- _Problem to solve_: Extract every line below, verbatim.

- _Data excerpts_:
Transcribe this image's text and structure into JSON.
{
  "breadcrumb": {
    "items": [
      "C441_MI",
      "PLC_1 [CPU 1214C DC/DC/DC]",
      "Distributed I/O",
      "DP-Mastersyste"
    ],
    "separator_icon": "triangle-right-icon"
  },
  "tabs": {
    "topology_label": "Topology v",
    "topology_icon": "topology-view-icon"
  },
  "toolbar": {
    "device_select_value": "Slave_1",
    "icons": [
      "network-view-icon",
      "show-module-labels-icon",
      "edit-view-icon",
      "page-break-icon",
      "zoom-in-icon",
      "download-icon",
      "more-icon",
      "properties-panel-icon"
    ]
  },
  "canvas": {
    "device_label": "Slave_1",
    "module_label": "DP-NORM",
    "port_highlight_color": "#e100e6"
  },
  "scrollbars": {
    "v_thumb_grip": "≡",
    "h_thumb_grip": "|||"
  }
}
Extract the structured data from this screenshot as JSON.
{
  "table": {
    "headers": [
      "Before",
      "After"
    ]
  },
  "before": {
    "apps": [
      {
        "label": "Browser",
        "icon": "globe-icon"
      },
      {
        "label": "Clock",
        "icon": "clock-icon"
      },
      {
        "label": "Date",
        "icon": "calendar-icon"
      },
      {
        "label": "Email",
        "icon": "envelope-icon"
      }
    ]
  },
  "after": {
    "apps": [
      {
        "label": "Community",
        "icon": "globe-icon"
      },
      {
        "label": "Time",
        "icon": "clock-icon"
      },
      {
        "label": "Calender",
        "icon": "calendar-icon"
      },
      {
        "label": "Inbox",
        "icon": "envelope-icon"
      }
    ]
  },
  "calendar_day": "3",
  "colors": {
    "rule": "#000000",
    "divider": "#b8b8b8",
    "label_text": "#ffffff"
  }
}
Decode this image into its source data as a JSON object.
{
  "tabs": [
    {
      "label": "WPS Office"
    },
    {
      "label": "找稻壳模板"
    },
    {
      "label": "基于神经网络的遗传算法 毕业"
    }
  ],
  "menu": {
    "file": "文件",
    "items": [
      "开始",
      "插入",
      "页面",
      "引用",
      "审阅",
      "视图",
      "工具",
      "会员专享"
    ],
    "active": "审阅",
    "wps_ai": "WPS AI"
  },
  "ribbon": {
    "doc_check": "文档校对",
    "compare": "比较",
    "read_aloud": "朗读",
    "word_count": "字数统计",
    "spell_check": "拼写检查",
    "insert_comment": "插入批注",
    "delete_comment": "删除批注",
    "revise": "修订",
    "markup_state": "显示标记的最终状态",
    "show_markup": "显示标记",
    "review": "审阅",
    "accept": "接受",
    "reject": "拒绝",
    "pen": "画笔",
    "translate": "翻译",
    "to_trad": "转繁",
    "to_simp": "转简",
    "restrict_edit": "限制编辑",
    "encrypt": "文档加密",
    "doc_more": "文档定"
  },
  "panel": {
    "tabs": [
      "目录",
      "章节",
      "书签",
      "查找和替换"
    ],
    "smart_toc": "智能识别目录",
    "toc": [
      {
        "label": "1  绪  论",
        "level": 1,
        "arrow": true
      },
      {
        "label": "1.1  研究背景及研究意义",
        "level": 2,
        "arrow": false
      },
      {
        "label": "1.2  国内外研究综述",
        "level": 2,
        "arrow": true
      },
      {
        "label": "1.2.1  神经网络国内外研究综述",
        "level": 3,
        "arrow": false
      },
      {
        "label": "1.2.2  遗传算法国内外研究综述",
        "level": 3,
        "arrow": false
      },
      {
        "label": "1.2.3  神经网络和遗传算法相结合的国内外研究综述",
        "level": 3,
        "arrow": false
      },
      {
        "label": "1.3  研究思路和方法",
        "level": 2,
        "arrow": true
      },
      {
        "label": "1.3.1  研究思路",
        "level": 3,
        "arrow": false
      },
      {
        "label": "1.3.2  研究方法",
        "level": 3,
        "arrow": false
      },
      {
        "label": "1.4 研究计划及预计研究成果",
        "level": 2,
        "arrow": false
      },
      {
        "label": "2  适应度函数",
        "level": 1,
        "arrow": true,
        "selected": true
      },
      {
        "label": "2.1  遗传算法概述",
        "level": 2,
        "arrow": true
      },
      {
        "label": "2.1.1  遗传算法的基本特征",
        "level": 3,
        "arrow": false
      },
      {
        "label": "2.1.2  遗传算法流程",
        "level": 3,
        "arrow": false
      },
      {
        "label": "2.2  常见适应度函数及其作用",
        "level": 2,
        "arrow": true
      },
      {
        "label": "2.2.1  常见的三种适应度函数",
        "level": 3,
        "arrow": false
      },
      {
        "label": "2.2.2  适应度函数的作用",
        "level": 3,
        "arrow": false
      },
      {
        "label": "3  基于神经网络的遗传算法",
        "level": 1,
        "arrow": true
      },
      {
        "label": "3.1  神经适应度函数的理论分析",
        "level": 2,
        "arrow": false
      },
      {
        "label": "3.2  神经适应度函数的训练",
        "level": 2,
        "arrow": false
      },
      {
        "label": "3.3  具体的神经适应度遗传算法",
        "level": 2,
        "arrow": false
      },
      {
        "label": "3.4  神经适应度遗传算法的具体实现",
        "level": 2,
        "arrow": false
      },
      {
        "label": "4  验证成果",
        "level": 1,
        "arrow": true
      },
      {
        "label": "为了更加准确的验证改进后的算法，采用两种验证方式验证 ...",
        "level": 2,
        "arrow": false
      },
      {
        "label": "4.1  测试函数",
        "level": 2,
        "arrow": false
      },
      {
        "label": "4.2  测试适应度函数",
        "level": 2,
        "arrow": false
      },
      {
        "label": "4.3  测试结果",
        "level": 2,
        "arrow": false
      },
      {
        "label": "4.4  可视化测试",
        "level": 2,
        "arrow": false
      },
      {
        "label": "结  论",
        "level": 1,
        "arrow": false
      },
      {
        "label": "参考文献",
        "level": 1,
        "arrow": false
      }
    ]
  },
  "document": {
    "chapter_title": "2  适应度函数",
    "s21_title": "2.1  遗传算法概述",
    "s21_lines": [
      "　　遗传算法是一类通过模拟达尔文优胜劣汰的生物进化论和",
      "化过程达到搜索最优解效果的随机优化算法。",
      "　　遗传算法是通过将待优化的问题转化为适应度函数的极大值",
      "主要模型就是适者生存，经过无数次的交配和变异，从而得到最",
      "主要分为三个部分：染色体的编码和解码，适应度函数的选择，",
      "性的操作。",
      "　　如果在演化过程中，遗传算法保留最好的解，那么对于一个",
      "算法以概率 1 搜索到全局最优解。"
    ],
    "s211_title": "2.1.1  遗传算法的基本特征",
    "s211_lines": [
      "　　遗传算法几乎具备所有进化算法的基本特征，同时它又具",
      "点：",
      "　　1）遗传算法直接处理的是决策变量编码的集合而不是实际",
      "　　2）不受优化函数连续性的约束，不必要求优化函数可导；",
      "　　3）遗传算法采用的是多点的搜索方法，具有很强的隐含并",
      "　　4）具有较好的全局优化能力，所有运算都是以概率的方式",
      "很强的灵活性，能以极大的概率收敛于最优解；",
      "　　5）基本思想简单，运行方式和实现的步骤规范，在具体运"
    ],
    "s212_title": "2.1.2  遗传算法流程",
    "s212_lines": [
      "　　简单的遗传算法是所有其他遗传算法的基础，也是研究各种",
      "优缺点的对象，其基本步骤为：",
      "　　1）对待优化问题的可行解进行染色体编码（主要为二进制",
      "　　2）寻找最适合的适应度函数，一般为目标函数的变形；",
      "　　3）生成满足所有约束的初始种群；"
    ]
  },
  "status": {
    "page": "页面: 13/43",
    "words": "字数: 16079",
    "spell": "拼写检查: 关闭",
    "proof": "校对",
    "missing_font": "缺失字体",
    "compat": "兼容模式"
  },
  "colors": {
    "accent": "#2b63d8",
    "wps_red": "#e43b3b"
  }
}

- _Solved problem_:
Transcribe this image's text and structure into JSON.
{
  "breadcrumb": {
    "items": [
      "C441_MI",
      "PLC_1 [CPU 1214C DC/DC/DC]",
      "Distributed I/O",
      "DP-Mastersyste"
    ],
    "separator_icon": "triangle-right-icon"
  },
  "tabs": {
    "topology_label": "Topology v",
    "topology_icon": "topology-view-icon"
  },
  "toolbar": {
    "device_select_value": "Slave_1",
    "icons": [
      "network-view-icon",
      "show-module-labels-icon",
      "edit-view-icon",
      "page-break-icon",
      "zoom-in-icon",
      "download-icon",
      "more-icon",
      "properties-panel-icon"
    ]
  },
  "canvas": {
    "device_label": "Slave_1",
    "module_label": "DP-NORM",
    "port_highlight_color": "#e100e6"
  },
  "scrollbars": {
    "v_thumb_grip": "≡",
    "h_thumb_grip": "|||"
  }
}
Extract the structured data from this screenshot as JSON.
{
  "table": {
    "headers": [
      "Before",
      "After"
    ]
  },
  "before": {
    "apps": [
      {
        "label": "Browser",
        "icon": "globe-icon"
      },
      {
        "label": "Clock",
        "icon": "clock-icon"
      },
      {
        "label": "Date",
        "icon": "calendar-icon"
      },
      {
        "label": "Email",
        "icon": "envelope-icon"
      }
    ]
  },
  "after": {
    "apps": [
      {
        "label": "Community",
        "icon": "globe-icon"
      },
      {
        "label": "Time",
        "icon": "clock-icon"
      },
      {
        "label": "Calender",
        "icon": "calendar-icon"
      },
      {
        "label": "Inbox",
        "icon": "envelope-icon"
      }
    ]
  },
  "calendar_day": "3",
  "colors": {
    "rule": "#000000",
    "divider": "#b8b8b8",
    "label_text": "#ffffff"
  }
}
Decode this image into its source data as a JSON object.
{
  "tabs": [
    {
      "label": "WPS Office"
    },
    {
      "label": "找稻壳模板"
    },
    {
      "label": "基于神经网络的遗传算法 毕业"
    }
  ],
  "menu": {
    "file": "文件",
    "items": [
      "开始",
      "插入",
      "页面",
      "引用",
      "审阅",
      "视图",
      "工具",
      "会员专享"
    ],
    "active": "审阅",
    "wps_ai": "WPS AI"
  },
  "ribbon": {
    "doc_check": "文档校对",
    "compare": "比较",
    "read_aloud": "朗读",
    "word_count": "字数统计",
    "spell_check": "拼写检查",
    "insert_comment": "插入批注",
    "delete_comment": "删除批注",
    "revise": "修订",
    "markup_state": "显示标记的最终状态",
    "show_markup": "显示标记",
    "review": "审阅",
    "accept": "接受",
    "reject": "拒绝",
    "pen": "画笔",
    "translate": "翻译",
    "to_trad": "转繁",
    "to_simp": "转简",
    "restrict_edit": "限制编辑",
    "encrypt": "文档加密",
    "doc_more": "文档定"
  },
  "panel": {
    "tabs": [
      "目录",
      "章节",
      "书签",
      "查找和替换"
    ],
    "smart_toc": "智能识别目录",
    "toc": [
      {
        "label": "1  绪  论",
        "level": 1,
        "arrow": true
      },
      {
        "label": "1.1  研究背景及研究意义",
        "level": 2,
        "arrow": false
      },
      {
        "label": "1.2  国内外研究综述",
        "level": 2,
        "arrow": true
      },
      {
        "label": "1.2.1  神经网络国内外研究综述",
        "level": 3,
        "arrow": false
      },
      {
        "label": "1.2.2  遗传算法国内外研究综述",
        "level": 3,
        "arrow": false
      },
      {
        "label": "1.2.3  神经网络和遗传算法相结合的国内外研究综述",
        "level": 3,
        "arrow": false
      },
      {
        "label": "1.3  研究思路和方法",
        "level": 2,
        "arrow": true
      },
      {
        "label": "1.3.1  研究思路",
        "level": 3,
        "arrow": false
      },
      {
        "label": "1.3.2  研究方法",
        "level": 3,
        "arrow": false
      },
      {
        "label": "1.4 研究计划及预计研究成果",
        "level": 2,
        "arrow": false
      },
      {
        "label": "2  适应度函数",
        "level": 1,
        "arrow": true,
        "selected": true
      },
      {
        "label": "2.1  遗传算法概述",
        "level": 2,
        "arrow": true
      },
      {
        "label": "2.1.1  遗传算法的基本特征",
        "level": 3,
        "arrow": false
      },
      {
        "label": "2.1.2  遗传算法流程",
        "level": 3,
        "arrow": false
      },
      {
        "label": "2.2  常见适应度函数及其作用",
        "level": 2,
        "arrow": true
      },
      {
        "label": "2.2.1  常见的三种适应度函数",
        "level": 3,
        "arrow": false
      },
      {
        "label": "2.2.2  适应度函数的作用",
        "level": 3,
        "arrow": false
      },
      {
        "label": "3  基于神经网络的遗传算法",
        "level": 1,
        "arrow": true
      },
      {
        "label": "3.1  神经适应度函数的理论分析",
        "level": 2,
        "arrow": false
      },
      {
        "label": "3.2  神经适应度函数的训练",
        "level": 2,
        "arrow": false
      },
      {
        "label": "3.3  具体的神经适应度遗传算法",
        "level": 2,
        "arrow": false
      },
      {
        "label": "3.4  神经适应度遗传算法的具体实现",
        "level": 2,
        "arrow": false
      },
      {
        "label": "4  验证成果",
        "level": 1,
        "arrow": true
      },
      {
        "label": "为了更加准确的验证改进后的算法，采用两种验证方式验证 ...",
        "level": 2,
        "arrow": false
      },
      {
        "label": "4.1  测试函数",
        "level": 2,
        "arrow": false
      },
      {
        "label": "4.2  测试适应度函数",
        "level": 2,
        "arrow": false
      },
      {
        "label": "4.3  测试结果",
        "level": 2,
        "arrow": false
      },
      {
        "label": "4.4  可视化测试",
        "level": 2,
        "arrow": false
      },
      {
        "label": "结  论",
        "level": 1,
        "arrow": false
      },
      {
        "label": "参考文献",
        "level": 1,
        "arrow": false
      }
    ]
  },
  "document": {
    "chapter_title": "2  适应度函数",
    "s21_title": "2.1  遗传算法概述",
    "s21_lines": [
      "　　遗传算法是一类通过模拟达尔文优胜劣汰的生物进化论和",
      "化过程达到搜索最优解效果的随机优化算法。",
      "　　遗传算法是通过将待优化的问题转化为适应度函数的极大值",
      "主要模型就是适者生存，经过无数次的交配和变异，从而得到最",
      "主要分为三个部分：染色体的编码和解码，适应度函数的选择，",
      "性的操作。",
      "　　如果在演化过程中，遗传算法保留最好的解，那么对于一个",
      "算法以概率 1 搜索到全局最优解。"
    ],
    "s211_title": "2.1.1  遗传算法的基本特征",
    "s211_lines": [
      "　　遗传算法几乎具备所有进化算法的基本特征，同时它又具",
      "点：",
      "　　1）遗传算法直接处理的是决策变量编码的集合而不是实际",
      "　　2）不受优化函数连续性的约束，不必要求优化函数可导；",
      "　　3）遗传算法采用的是多点的搜索方法，具有很强的隐含并",
      "　　4）具有较好的全局优化能力，所有运算都是以概率的方式",
      "很强的灵活性，能以极大的概率收敛于最优解；",
      "　　5）基本思想简单，运行方式和实现的步骤规范，在具体运"
    ],
    "s212_title": "2.1.2  遗传算法流程",
    "s212_lines": [
      "　　简单的遗传算法是所有其他遗传算法的基础，也是研究各种",
      "优缺点的对象，其基本步骤为：",
      "　　1）对待优化问题的可行解进行染色体编码（主要为二进制",
      "　　2）寻找最适合的适应度函数，一般为目标函数的变形；",
      "　　3）生成满足所有约束的初始种群；"
    ]
  },
  "status": {
    "page": "页面: 13/43",
    "words": "字数: 16079",
    "spell": "拼写检查: 关闭",
    "proof": "校对",
    "missing_font": "缺失字体",
    "compat": "兼容模式"
  },
  "colors": {
    "accent": "#2b63d8",
    "wps_red": "#e43b3b"
  }
}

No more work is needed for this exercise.